■ To be done
Take every line that has the string "спасать" and copy it out.
□ □ □
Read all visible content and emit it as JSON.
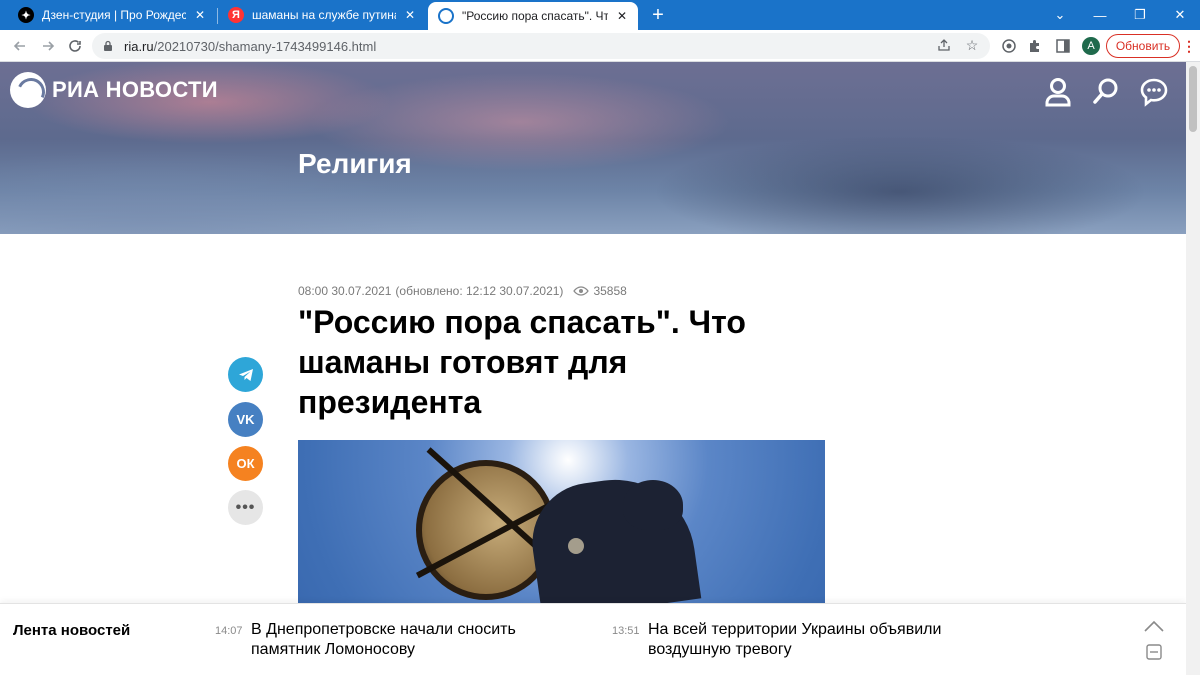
{
  "browser": {
    "tabs": [
      {
        "title": "Дзен-студия | Про Рождество, г",
        "favicon": "dzen-icon"
      },
      {
        "title": "шаманы на службе путина — Я",
        "favicon": "yandex-icon"
      },
      {
        "title": "\"Россию пора спасать\". Что шам",
        "favicon": "ria-icon",
        "active": true
      }
    ],
    "new_tab": "+",
    "window_controls": {
      "chevron": "⌄",
      "minimize": "—",
      "restore": "❐",
      "close": "✕"
    },
    "url": {
      "host": "ria.ru",
      "path": "/20210730/shamany-1743499146.html"
    },
    "avatar_letter": "A",
    "update_label": "Обновить",
    "menu_glyph": "⋮"
  },
  "site": {
    "logo_text": "РИА НОВОСТИ",
    "header_icons": [
      "user-icon",
      "search-icon",
      "chat-icon"
    ],
    "rubric": "Религия"
  },
  "article": {
    "published": "08:00 30.07.2021",
    "updated": "(обновлено: 12:12 30.07.2021)",
    "views": "35858",
    "headline": "\"Россию пора спасать\". Что шаманы готовят для президента",
    "share": {
      "telegram": "telegram-icon",
      "vk_label": "VK",
      "ok_label": "ОК",
      "more_label": "•••"
    }
  },
  "ticker": {
    "title": "Лента новостей",
    "items": [
      {
        "time": "14:07",
        "text": "В Днепропетровске начали сносить памятник Ломоносову"
      },
      {
        "time": "13:51",
        "text": "На всей территории Украины объявили воздушную тревогу"
      }
    ]
  },
  "colors": {
    "tabstrip": "#1a73c9",
    "telegram": "#2ea6d8",
    "vk": "#4680c2",
    "ok": "#f58220",
    "update": "#d93025"
  }
}
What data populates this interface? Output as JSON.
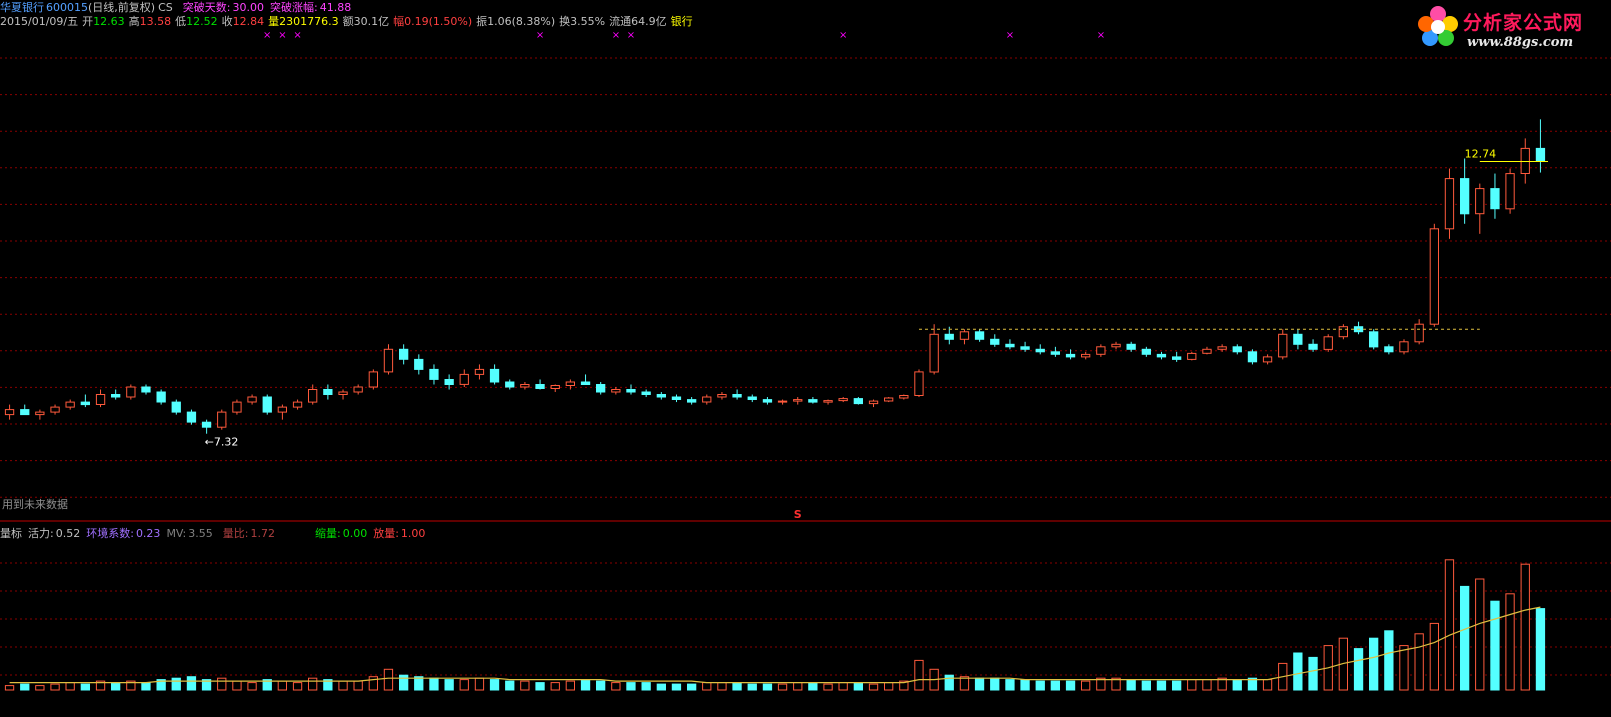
{
  "header": {
    "stock_name": "华夏银行",
    "stock_code": "600015",
    "period": "(日线,前复权)",
    "formula": "CS",
    "breakout_days_label": "突破天数:",
    "breakout_days": "30.00",
    "breakout_gain_label": "突破涨幅:",
    "breakout_gain": "41.88",
    "date": "2015/01/09/五",
    "open_label": "开",
    "open": "12.63",
    "high_label": "高",
    "high": "13.58",
    "low_label": "低",
    "low": "12.52",
    "close_label": "收",
    "close": "12.84",
    "volume_label": "量",
    "volume": "2301776.3",
    "amount_label": "额",
    "amount": "30.1亿",
    "change_label": "幅",
    "change": "0.19(1.50%)",
    "amplitude_label": "振",
    "amplitude": "1.06(8.38%)",
    "turnover_label": "换",
    "turnover": "3.55%",
    "float_label": "流通",
    "float_cap": "64.9亿",
    "sector": "银行"
  },
  "notes": {
    "future_data": "用到未来数据",
    "low_marker": "←7.32",
    "last_price_marker": "12.74",
    "s_marker": "S",
    "x_marker": "×"
  },
  "indicator": {
    "name": "量标",
    "vitality_label": "活力:",
    "vitality": "0.52",
    "env_label": "环境系数:",
    "env": "0.23",
    "mv_label": "MV:",
    "mv": "3.55",
    "vol_ratio_label": "量比:",
    "vol_ratio": "1.72",
    "shrink_label": "缩量:",
    "shrink": "0.00",
    "expand_label": "放量:",
    "expand": "1.00"
  },
  "logo": {
    "title": "分析家公式网",
    "url": "www.88gs.com"
  },
  "colors": {
    "up": "#ff5a3c",
    "down": "#54ffff",
    "grid": "#8a0000",
    "ma": "#e0c040",
    "divider": "#c00000",
    "marker": "#ff00ff"
  },
  "chart_data": {
    "type": "candlestick",
    "price_range": [
      6.0,
      15.0
    ],
    "grid": true,
    "low_point": 7.32,
    "last_close_line": 12.74,
    "breakout_level": 9.4,
    "candles_ohlc": [
      [
        7.7,
        7.9,
        7.6,
        7.8
      ],
      [
        7.8,
        7.9,
        7.7,
        7.7
      ],
      [
        7.7,
        7.8,
        7.6,
        7.75
      ],
      [
        7.75,
        7.9,
        7.7,
        7.85
      ],
      [
        7.85,
        8.0,
        7.8,
        7.95
      ],
      [
        7.95,
        8.1,
        7.85,
        7.9
      ],
      [
        7.9,
        8.2,
        7.85,
        8.1
      ],
      [
        8.1,
        8.2,
        8.0,
        8.05
      ],
      [
        8.05,
        8.3,
        8.0,
        8.25
      ],
      [
        8.25,
        8.3,
        8.1,
        8.15
      ],
      [
        8.15,
        8.2,
        7.9,
        7.95
      ],
      [
        7.95,
        8.0,
        7.7,
        7.75
      ],
      [
        7.75,
        7.8,
        7.5,
        7.55
      ],
      [
        7.55,
        7.6,
        7.32,
        7.45
      ],
      [
        7.45,
        7.8,
        7.4,
        7.75
      ],
      [
        7.75,
        8.0,
        7.7,
        7.95
      ],
      [
        7.95,
        8.1,
        7.9,
        8.05
      ],
      [
        8.05,
        8.1,
        7.7,
        7.75
      ],
      [
        7.75,
        7.9,
        7.6,
        7.85
      ],
      [
        7.85,
        8.0,
        7.8,
        7.95
      ],
      [
        7.95,
        8.3,
        7.9,
        8.2
      ],
      [
        8.2,
        8.3,
        8.0,
        8.1
      ],
      [
        8.1,
        8.2,
        8.0,
        8.15
      ],
      [
        8.15,
        8.3,
        8.1,
        8.25
      ],
      [
        8.25,
        8.6,
        8.2,
        8.55
      ],
      [
        8.55,
        9.1,
        8.5,
        9.0
      ],
      [
        9.0,
        9.1,
        8.7,
        8.8
      ],
      [
        8.8,
        8.9,
        8.5,
        8.6
      ],
      [
        8.6,
        8.7,
        8.3,
        8.4
      ],
      [
        8.4,
        8.5,
        8.2,
        8.3
      ],
      [
        8.3,
        8.6,
        8.25,
        8.5
      ],
      [
        8.5,
        8.7,
        8.4,
        8.6
      ],
      [
        8.6,
        8.7,
        8.3,
        8.35
      ],
      [
        8.35,
        8.4,
        8.2,
        8.25
      ],
      [
        8.25,
        8.35,
        8.2,
        8.3
      ],
      [
        8.3,
        8.4,
        8.2,
        8.22
      ],
      [
        8.22,
        8.3,
        8.15,
        8.28
      ],
      [
        8.28,
        8.4,
        8.2,
        8.35
      ],
      [
        8.35,
        8.5,
        8.3,
        8.3
      ],
      [
        8.3,
        8.35,
        8.1,
        8.15
      ],
      [
        8.15,
        8.25,
        8.1,
        8.2
      ],
      [
        8.2,
        8.3,
        8.1,
        8.15
      ],
      [
        8.15,
        8.2,
        8.05,
        8.1
      ],
      [
        8.1,
        8.15,
        8.0,
        8.05
      ],
      [
        8.05,
        8.1,
        7.95,
        8.0
      ],
      [
        8.0,
        8.05,
        7.9,
        7.95
      ],
      [
        7.95,
        8.1,
        7.9,
        8.05
      ],
      [
        8.05,
        8.15,
        8.0,
        8.1
      ],
      [
        8.1,
        8.2,
        8.0,
        8.05
      ],
      [
        8.05,
        8.1,
        7.95,
        8.0
      ],
      [
        8.0,
        8.05,
        7.9,
        7.95
      ],
      [
        7.95,
        8.0,
        7.9,
        7.97
      ],
      [
        7.97,
        8.05,
        7.9,
        8.0
      ],
      [
        8.0,
        8.05,
        7.92,
        7.95
      ],
      [
        7.95,
        8.0,
        7.9,
        7.98
      ],
      [
        7.98,
        8.05,
        7.95,
        8.02
      ],
      [
        8.02,
        8.05,
        7.9,
        7.92
      ],
      [
        7.92,
        8.0,
        7.85,
        7.97
      ],
      [
        7.97,
        8.05,
        7.95,
        8.03
      ],
      [
        8.03,
        8.1,
        8.0,
        8.08
      ],
      [
        8.08,
        8.6,
        8.05,
        8.55
      ],
      [
        8.55,
        9.5,
        8.5,
        9.3
      ],
      [
        9.3,
        9.45,
        9.1,
        9.2
      ],
      [
        9.2,
        9.4,
        9.1,
        9.35
      ],
      [
        9.35,
        9.4,
        9.15,
        9.2
      ],
      [
        9.2,
        9.3,
        9.05,
        9.1
      ],
      [
        9.1,
        9.2,
        9.0,
        9.05
      ],
      [
        9.05,
        9.15,
        8.95,
        9.0
      ],
      [
        9.0,
        9.1,
        8.9,
        8.95
      ],
      [
        8.95,
        9.05,
        8.85,
        8.9
      ],
      [
        8.9,
        9.0,
        8.8,
        8.85
      ],
      [
        8.85,
        8.95,
        8.8,
        8.9
      ],
      [
        8.9,
        9.1,
        8.85,
        9.05
      ],
      [
        9.05,
        9.15,
        9.0,
        9.1
      ],
      [
        9.1,
        9.15,
        8.95,
        9.0
      ],
      [
        9.0,
        9.05,
        8.85,
        8.9
      ],
      [
        8.9,
        8.95,
        8.8,
        8.85
      ],
      [
        8.85,
        8.95,
        8.75,
        8.8
      ],
      [
        8.8,
        8.95,
        8.78,
        8.92
      ],
      [
        8.92,
        9.05,
        8.9,
        9.0
      ],
      [
        9.0,
        9.1,
        8.95,
        9.05
      ],
      [
        9.05,
        9.1,
        8.9,
        8.95
      ],
      [
        8.95,
        9.0,
        8.7,
        8.75
      ],
      [
        8.75,
        8.9,
        8.7,
        8.85
      ],
      [
        8.85,
        9.4,
        8.8,
        9.3
      ],
      [
        9.3,
        9.4,
        9.0,
        9.1
      ],
      [
        9.1,
        9.2,
        8.95,
        9.0
      ],
      [
        9.0,
        9.3,
        8.95,
        9.25
      ],
      [
        9.25,
        9.5,
        9.2,
        9.45
      ],
      [
        9.45,
        9.55,
        9.3,
        9.35
      ],
      [
        9.35,
        9.4,
        9.0,
        9.05
      ],
      [
        9.05,
        9.1,
        8.9,
        8.95
      ],
      [
        8.95,
        9.2,
        8.9,
        9.15
      ],
      [
        9.15,
        9.6,
        9.1,
        9.5
      ],
      [
        9.5,
        11.5,
        9.45,
        11.4
      ],
      [
        11.4,
        12.6,
        11.2,
        12.4
      ],
      [
        12.4,
        12.8,
        11.5,
        11.7
      ],
      [
        11.7,
        12.3,
        11.3,
        12.2
      ],
      [
        12.2,
        12.5,
        11.6,
        11.8
      ],
      [
        11.8,
        12.6,
        11.7,
        12.5
      ],
      [
        12.5,
        13.2,
        12.3,
        13.0
      ],
      [
        13.0,
        13.58,
        12.52,
        12.74
      ]
    ],
    "volume_axis_max": 100,
    "volumes": [
      3,
      4,
      3,
      4,
      5,
      4,
      6,
      5,
      6,
      5,
      7,
      8,
      9,
      7,
      8,
      6,
      5,
      7,
      6,
      5,
      8,
      7,
      6,
      6,
      9,
      14,
      10,
      9,
      8,
      7,
      7,
      8,
      7,
      6,
      6,
      5,
      5,
      6,
      7,
      6,
      5,
      5,
      5,
      4,
      4,
      4,
      5,
      5,
      5,
      4,
      4,
      4,
      5,
      5,
      4,
      5,
      5,
      4,
      5,
      6,
      20,
      14,
      10,
      9,
      8,
      8,
      7,
      7,
      6,
      6,
      6,
      6,
      8,
      8,
      7,
      6,
      6,
      6,
      7,
      7,
      8,
      7,
      8,
      7,
      18,
      25,
      22,
      30,
      35,
      28,
      35,
      40,
      30,
      38,
      45,
      88,
      70,
      75,
      60,
      65,
      85,
      55
    ],
    "ma_volume": [
      5,
      5,
      5,
      5,
      5,
      5,
      5,
      5,
      5,
      5,
      6,
      6,
      6,
      6,
      6,
      6,
      6,
      6,
      6,
      6,
      6,
      6,
      6,
      6,
      7,
      8,
      8,
      8,
      8,
      8,
      8,
      8,
      8,
      7,
      7,
      7,
      7,
      7,
      7,
      7,
      6,
      6,
      6,
      6,
      6,
      6,
      5,
      5,
      5,
      5,
      5,
      5,
      5,
      5,
      5,
      5,
      5,
      5,
      5,
      5,
      7,
      7,
      8,
      8,
      8,
      8,
      8,
      7,
      7,
      7,
      7,
      7,
      7,
      7,
      7,
      7,
      7,
      7,
      7,
      7,
      7,
      7,
      7,
      7,
      9,
      11,
      13,
      15,
      18,
      20,
      22,
      25,
      27,
      29,
      32,
      37,
      41,
      45,
      48,
      51,
      54,
      56
    ],
    "x_marker_positions": [
      17,
      18,
      19,
      35,
      40,
      41,
      55,
      66,
      72
    ]
  }
}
□ □ □
■ Exercise answer
        "title": "\"Россию пора спасать\". Что шам",
    "headline": "\"Россию пора спасать\". Что шаманы готовят для президента",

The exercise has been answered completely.